[BEGIN THE RECORDS]
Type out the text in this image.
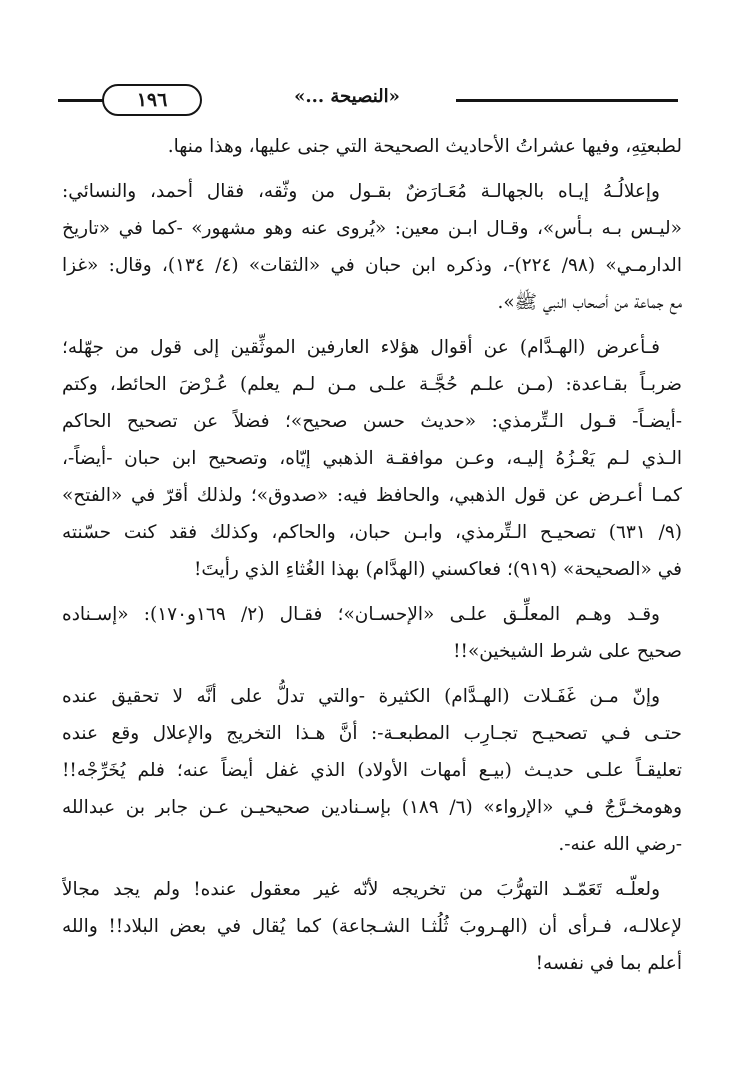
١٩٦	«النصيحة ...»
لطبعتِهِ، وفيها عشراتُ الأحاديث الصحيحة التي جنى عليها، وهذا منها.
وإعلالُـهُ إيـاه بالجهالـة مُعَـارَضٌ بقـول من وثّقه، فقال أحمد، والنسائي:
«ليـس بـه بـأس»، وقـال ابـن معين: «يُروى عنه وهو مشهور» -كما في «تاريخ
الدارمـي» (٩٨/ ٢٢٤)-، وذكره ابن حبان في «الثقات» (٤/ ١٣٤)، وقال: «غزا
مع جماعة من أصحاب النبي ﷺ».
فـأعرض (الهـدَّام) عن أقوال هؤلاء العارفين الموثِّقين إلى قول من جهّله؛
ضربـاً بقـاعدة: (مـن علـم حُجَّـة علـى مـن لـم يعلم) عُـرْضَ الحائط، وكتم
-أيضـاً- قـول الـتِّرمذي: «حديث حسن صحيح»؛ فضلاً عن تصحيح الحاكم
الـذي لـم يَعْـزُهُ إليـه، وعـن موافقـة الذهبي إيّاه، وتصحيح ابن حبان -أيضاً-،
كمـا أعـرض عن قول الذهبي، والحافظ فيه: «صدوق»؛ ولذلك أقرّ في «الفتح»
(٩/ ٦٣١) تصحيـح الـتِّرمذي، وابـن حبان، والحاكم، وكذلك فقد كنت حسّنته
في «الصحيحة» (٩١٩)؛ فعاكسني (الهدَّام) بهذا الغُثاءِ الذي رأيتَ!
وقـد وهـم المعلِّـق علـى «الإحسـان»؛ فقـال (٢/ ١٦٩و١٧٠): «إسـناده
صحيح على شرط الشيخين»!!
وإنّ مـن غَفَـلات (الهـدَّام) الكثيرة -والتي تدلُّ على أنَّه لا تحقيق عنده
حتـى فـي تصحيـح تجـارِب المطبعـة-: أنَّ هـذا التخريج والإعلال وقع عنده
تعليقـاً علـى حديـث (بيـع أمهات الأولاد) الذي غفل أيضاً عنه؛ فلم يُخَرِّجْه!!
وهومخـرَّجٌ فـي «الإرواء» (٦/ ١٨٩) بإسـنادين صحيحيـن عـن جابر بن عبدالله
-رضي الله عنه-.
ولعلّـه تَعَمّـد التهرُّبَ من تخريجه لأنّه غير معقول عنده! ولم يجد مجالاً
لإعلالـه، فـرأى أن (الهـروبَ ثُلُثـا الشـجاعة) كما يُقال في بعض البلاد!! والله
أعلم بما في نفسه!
[END THE RECORDS]
[BEGIN THE RECORDS]
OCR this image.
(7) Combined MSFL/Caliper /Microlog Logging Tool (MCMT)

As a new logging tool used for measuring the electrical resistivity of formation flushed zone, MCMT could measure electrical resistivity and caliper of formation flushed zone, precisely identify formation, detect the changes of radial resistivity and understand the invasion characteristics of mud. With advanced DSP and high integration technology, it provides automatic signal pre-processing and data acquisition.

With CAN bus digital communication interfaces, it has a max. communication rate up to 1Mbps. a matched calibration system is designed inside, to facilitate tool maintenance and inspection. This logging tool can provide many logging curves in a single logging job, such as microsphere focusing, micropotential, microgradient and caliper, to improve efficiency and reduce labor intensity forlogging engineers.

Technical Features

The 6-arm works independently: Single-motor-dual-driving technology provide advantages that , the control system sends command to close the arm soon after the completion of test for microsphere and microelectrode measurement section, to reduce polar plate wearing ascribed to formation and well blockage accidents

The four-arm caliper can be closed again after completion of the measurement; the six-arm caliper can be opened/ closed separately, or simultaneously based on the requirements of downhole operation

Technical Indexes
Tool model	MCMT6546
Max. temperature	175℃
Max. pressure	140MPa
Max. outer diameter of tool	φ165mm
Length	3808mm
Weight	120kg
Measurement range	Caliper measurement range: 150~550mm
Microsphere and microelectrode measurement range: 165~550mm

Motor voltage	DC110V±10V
[END THE RECORDS]
[BEGIN THE RECORDS]
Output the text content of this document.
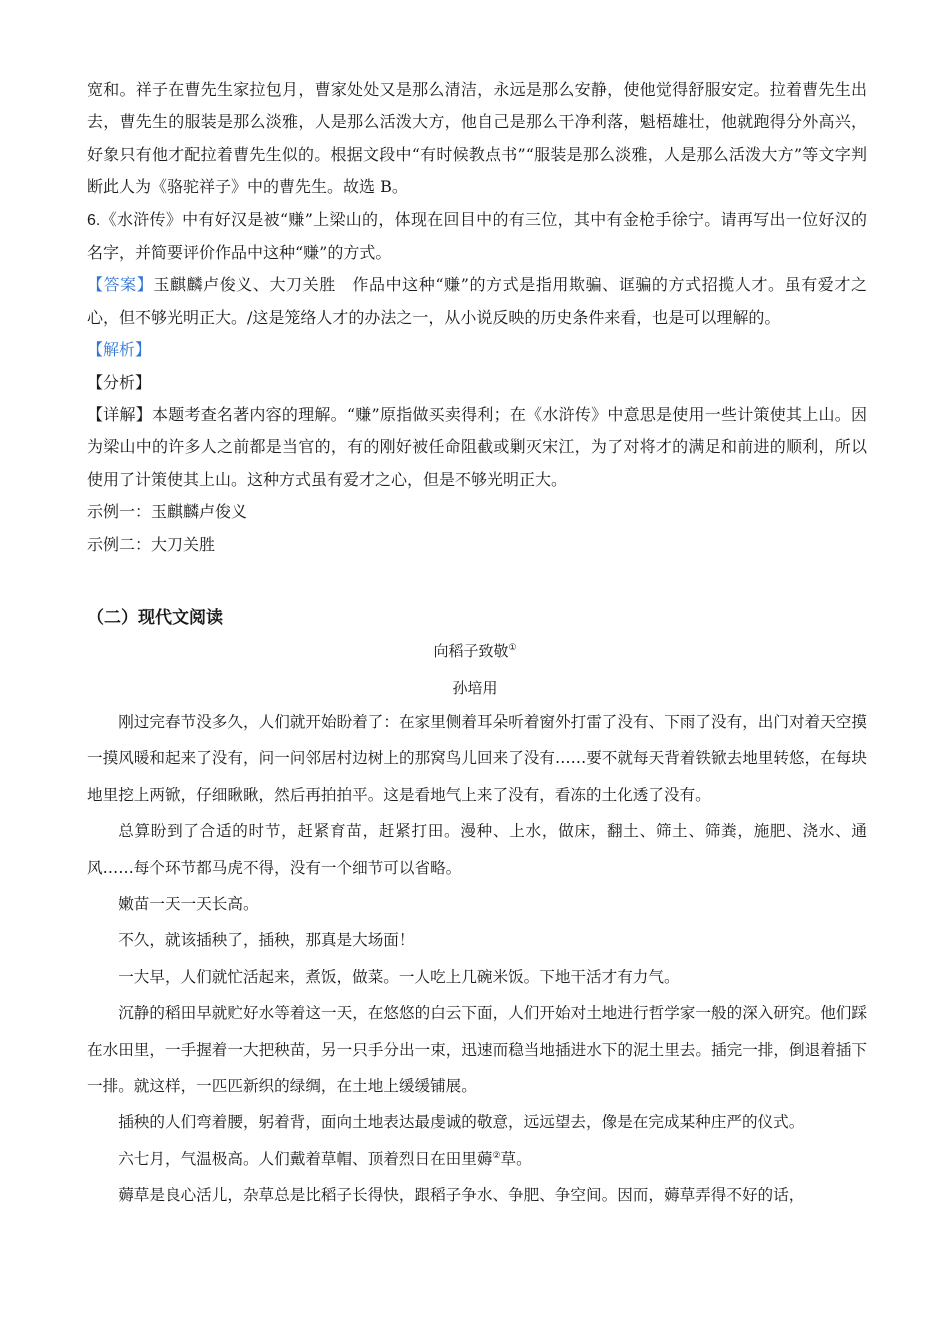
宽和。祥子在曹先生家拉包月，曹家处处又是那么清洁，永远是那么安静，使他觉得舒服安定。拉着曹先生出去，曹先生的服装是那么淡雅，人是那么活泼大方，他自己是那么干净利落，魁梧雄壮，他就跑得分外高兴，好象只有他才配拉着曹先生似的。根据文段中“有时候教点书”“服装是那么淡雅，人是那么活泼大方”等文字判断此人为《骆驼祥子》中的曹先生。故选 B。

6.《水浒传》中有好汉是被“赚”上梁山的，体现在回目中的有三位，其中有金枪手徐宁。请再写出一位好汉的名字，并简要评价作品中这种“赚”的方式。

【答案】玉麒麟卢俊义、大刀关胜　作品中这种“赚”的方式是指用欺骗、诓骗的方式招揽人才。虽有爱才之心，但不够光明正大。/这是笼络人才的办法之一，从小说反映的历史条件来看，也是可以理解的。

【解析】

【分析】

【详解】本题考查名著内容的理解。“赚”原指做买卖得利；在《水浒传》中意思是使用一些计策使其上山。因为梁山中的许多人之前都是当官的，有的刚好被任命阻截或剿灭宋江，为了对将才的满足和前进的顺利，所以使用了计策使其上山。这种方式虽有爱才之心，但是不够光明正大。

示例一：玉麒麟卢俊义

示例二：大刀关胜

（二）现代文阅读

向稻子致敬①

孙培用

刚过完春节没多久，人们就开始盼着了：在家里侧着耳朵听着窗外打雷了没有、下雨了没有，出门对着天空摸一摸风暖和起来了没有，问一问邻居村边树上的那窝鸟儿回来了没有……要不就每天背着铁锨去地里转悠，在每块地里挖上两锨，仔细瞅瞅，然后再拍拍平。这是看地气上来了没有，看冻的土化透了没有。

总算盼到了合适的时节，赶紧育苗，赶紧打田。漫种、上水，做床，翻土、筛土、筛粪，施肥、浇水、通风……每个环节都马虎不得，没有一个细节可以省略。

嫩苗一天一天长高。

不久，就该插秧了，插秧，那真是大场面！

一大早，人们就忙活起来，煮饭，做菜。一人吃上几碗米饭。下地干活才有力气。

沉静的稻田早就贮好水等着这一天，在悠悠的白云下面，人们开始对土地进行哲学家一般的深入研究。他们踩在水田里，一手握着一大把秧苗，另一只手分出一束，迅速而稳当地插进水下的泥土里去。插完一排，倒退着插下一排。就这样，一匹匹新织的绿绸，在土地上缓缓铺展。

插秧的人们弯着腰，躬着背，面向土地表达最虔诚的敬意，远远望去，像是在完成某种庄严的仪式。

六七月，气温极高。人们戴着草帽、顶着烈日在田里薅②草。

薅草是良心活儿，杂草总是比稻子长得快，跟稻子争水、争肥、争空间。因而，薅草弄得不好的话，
[END THE RECORDS]
Report the number of lines in the entries above that include the word "microelectrode" and add nothing to it.

* **COMPLETE ANSWER**:
2